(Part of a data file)
· · · ·

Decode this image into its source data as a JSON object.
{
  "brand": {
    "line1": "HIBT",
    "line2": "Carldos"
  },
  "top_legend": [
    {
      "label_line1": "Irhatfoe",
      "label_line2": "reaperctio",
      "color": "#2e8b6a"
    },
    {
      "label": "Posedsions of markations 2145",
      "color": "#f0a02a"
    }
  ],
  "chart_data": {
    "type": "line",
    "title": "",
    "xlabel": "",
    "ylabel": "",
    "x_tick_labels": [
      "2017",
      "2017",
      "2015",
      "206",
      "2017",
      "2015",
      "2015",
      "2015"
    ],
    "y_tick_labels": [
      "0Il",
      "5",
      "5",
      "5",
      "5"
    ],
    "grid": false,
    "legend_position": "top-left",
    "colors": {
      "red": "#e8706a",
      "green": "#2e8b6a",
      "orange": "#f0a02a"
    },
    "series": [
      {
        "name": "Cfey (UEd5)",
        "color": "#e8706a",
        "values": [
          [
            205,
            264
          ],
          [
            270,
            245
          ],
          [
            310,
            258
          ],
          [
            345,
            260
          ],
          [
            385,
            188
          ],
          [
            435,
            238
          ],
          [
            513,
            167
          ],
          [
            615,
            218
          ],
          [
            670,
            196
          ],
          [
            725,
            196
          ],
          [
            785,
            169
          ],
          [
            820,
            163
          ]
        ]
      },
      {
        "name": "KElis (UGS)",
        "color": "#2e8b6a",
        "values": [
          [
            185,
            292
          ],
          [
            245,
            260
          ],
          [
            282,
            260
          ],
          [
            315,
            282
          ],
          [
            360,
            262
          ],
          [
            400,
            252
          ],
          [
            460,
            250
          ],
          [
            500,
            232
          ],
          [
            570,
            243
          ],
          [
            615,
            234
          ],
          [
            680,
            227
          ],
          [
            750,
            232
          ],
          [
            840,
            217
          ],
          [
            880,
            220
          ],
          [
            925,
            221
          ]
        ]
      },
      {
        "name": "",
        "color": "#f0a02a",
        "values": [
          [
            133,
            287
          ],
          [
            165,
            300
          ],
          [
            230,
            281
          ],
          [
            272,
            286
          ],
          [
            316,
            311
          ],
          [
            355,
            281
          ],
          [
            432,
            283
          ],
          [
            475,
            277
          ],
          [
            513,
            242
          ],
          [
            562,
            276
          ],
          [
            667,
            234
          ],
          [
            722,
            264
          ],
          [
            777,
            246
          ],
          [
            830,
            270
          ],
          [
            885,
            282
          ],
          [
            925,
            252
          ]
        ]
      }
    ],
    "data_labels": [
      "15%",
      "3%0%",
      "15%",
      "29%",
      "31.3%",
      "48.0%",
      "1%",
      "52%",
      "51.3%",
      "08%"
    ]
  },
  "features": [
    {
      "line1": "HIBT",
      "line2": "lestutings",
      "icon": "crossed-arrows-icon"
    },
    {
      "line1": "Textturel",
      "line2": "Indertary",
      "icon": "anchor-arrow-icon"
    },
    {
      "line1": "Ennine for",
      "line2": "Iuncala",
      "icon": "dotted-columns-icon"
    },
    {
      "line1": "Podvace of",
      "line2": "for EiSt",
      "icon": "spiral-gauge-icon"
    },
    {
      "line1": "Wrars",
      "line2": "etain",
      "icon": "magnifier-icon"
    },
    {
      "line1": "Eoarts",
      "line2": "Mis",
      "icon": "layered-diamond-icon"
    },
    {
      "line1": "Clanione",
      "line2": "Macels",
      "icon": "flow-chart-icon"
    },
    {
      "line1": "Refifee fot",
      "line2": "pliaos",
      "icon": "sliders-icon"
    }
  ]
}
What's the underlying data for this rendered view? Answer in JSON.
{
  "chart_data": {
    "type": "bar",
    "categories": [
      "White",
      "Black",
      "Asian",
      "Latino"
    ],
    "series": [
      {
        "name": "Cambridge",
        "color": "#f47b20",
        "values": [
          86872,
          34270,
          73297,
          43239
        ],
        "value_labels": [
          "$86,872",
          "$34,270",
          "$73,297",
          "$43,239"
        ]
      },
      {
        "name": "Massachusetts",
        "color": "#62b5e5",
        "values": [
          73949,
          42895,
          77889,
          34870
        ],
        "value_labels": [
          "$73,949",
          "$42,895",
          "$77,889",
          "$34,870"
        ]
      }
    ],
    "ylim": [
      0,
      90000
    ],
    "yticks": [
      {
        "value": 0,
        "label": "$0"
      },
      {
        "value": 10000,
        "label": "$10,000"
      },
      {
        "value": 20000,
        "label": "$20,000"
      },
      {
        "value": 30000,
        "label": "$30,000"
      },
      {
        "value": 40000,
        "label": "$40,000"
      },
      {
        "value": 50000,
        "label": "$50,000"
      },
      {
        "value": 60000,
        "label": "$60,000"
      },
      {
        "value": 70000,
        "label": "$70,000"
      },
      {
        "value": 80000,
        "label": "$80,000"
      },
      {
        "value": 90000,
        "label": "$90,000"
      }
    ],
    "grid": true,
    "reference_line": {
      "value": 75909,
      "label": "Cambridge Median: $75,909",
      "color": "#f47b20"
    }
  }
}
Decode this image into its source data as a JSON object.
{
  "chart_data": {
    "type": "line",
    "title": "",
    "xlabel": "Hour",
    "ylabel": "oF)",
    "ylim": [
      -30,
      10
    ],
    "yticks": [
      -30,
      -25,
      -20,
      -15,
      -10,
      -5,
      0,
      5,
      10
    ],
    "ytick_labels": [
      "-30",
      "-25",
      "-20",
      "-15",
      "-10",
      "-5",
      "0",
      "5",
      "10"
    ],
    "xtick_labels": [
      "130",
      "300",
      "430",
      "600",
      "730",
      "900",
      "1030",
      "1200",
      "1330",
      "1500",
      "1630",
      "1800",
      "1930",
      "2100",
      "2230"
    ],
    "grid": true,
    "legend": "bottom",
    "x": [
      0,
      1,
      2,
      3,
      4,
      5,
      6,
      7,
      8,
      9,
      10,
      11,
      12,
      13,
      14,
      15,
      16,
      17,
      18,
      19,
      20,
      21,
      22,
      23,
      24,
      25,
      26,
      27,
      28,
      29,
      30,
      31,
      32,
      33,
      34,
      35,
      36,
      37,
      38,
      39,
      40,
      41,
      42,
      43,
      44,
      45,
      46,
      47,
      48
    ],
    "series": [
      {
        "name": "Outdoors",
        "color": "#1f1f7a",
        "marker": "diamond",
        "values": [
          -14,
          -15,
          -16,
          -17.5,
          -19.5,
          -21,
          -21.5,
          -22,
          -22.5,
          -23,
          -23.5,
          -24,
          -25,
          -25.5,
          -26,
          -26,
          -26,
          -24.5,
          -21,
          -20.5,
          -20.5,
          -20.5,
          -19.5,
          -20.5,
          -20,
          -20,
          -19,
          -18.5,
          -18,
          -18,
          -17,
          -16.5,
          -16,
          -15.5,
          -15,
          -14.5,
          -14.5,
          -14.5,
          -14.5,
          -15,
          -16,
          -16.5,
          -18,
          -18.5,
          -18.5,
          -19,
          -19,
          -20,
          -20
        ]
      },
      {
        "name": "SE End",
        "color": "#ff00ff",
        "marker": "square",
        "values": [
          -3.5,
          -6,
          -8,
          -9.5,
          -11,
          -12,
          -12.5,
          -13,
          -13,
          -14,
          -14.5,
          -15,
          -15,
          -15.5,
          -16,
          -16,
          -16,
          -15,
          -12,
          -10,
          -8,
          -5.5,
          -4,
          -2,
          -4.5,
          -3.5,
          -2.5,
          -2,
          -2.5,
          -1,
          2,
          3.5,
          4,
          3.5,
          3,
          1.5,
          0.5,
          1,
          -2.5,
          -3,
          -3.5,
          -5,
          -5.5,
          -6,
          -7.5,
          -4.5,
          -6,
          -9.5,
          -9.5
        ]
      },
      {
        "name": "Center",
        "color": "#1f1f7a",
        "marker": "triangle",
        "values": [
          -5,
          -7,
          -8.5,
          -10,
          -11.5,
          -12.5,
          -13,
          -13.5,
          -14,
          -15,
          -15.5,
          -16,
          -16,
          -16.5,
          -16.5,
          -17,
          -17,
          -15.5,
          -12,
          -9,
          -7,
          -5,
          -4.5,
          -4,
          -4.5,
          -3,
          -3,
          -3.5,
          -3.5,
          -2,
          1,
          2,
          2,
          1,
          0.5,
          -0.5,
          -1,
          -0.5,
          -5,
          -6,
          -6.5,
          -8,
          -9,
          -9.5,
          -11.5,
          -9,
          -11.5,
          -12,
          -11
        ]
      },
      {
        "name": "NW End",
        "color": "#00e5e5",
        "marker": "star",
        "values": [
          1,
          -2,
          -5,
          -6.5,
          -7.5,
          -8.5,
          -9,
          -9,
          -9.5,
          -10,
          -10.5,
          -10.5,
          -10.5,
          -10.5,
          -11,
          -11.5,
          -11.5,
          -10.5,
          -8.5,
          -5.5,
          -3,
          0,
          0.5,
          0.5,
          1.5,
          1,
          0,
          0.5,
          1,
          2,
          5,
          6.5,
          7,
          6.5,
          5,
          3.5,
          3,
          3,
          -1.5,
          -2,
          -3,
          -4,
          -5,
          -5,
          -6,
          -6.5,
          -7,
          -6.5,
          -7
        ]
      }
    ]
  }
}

· · · ·

Set exercise:
Go through the records and gather the lines that hold "name".

Solution to this problem:
        "name": "Cfey (UEd5)",
        "name": "KElis (UGS)",
        "name": "",
        "name": "Cambridge",
        "name": "Massachusetts",
        "name": "Outdoors",
        "name": "SE End",
        "name": "Center",
        "name": "NW End",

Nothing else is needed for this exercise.